[Data records]
"""
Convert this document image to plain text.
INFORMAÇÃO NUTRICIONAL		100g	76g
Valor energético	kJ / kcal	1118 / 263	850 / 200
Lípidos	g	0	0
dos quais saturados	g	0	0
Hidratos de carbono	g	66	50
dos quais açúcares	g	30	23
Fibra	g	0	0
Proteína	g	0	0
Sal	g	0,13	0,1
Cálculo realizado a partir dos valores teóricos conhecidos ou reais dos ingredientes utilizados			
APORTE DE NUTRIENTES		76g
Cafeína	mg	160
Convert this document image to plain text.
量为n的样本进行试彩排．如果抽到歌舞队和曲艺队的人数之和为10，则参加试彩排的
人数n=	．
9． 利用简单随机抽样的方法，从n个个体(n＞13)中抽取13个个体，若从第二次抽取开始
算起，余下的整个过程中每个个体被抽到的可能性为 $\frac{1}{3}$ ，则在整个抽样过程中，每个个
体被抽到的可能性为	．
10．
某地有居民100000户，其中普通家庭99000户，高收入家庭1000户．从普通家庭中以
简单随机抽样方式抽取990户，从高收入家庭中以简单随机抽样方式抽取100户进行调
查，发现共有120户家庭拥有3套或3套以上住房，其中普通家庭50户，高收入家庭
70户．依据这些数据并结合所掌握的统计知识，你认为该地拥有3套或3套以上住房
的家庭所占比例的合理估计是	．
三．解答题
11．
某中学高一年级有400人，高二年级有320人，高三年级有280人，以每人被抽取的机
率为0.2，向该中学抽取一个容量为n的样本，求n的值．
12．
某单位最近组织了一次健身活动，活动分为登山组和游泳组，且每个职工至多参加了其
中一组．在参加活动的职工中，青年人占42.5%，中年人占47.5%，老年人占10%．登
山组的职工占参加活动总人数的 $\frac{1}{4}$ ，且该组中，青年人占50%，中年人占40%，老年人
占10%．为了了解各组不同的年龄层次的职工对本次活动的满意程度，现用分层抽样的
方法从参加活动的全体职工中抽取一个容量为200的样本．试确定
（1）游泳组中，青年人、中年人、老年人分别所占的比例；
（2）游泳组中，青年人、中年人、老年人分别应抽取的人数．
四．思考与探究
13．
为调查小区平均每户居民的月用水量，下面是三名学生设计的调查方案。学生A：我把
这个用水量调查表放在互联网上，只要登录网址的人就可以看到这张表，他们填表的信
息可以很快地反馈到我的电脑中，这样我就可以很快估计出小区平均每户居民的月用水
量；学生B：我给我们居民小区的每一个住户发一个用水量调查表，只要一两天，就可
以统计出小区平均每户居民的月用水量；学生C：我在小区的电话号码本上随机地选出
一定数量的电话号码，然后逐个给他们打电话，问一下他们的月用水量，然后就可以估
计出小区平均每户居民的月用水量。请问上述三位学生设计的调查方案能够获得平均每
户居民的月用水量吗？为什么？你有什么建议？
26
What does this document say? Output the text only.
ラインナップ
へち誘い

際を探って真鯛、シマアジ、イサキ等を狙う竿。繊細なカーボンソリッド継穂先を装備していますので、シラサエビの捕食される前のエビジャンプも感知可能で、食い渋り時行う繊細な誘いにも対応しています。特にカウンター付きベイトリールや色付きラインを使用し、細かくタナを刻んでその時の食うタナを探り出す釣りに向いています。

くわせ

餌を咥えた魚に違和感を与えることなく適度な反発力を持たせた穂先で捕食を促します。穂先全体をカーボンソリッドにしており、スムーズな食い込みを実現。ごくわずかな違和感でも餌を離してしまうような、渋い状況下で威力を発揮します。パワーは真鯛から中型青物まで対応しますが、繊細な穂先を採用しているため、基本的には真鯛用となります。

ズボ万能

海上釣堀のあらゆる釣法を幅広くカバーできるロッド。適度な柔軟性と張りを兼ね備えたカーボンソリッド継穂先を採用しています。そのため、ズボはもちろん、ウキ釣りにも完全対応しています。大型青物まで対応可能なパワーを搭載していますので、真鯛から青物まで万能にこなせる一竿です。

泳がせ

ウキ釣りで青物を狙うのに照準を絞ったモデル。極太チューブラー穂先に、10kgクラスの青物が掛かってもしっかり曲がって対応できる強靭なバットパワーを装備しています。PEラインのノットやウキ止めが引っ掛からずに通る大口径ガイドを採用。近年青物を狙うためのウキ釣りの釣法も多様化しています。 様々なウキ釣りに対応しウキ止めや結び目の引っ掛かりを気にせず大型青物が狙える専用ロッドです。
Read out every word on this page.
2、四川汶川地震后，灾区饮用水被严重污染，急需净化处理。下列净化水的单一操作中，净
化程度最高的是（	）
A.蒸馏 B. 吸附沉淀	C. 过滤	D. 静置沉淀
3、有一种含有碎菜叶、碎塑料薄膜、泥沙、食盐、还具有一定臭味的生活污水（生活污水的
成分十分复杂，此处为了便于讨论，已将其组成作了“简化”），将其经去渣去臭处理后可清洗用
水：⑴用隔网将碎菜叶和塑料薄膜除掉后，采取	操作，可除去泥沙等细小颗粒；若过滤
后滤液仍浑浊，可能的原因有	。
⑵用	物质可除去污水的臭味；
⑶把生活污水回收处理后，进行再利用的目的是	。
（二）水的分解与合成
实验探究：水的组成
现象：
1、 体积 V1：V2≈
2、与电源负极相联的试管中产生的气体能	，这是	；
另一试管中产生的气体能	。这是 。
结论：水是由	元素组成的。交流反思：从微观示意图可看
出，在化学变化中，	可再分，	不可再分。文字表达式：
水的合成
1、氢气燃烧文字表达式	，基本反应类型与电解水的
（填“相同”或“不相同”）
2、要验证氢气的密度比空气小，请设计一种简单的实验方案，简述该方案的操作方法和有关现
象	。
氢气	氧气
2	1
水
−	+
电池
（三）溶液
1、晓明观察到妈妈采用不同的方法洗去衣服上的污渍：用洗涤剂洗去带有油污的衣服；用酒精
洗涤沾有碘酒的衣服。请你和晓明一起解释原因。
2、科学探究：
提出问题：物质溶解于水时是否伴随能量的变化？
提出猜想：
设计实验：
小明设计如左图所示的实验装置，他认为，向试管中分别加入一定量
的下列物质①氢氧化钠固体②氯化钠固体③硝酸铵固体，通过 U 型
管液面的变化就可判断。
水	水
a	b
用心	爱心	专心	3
"""
■ Task goal:
Copy every line that includes the string "frac" from the material above.

■ Exercise solution:
算起，余下的整个过程中每个个体被抽到的可能性为 $\frac{1}{3}$ ，则在整个抽样过程中，每个个
山组的职工占参加活动总人数的 $\frac{1}{4}$ ，且该组中，青年人占50%，中年人占40%，老年人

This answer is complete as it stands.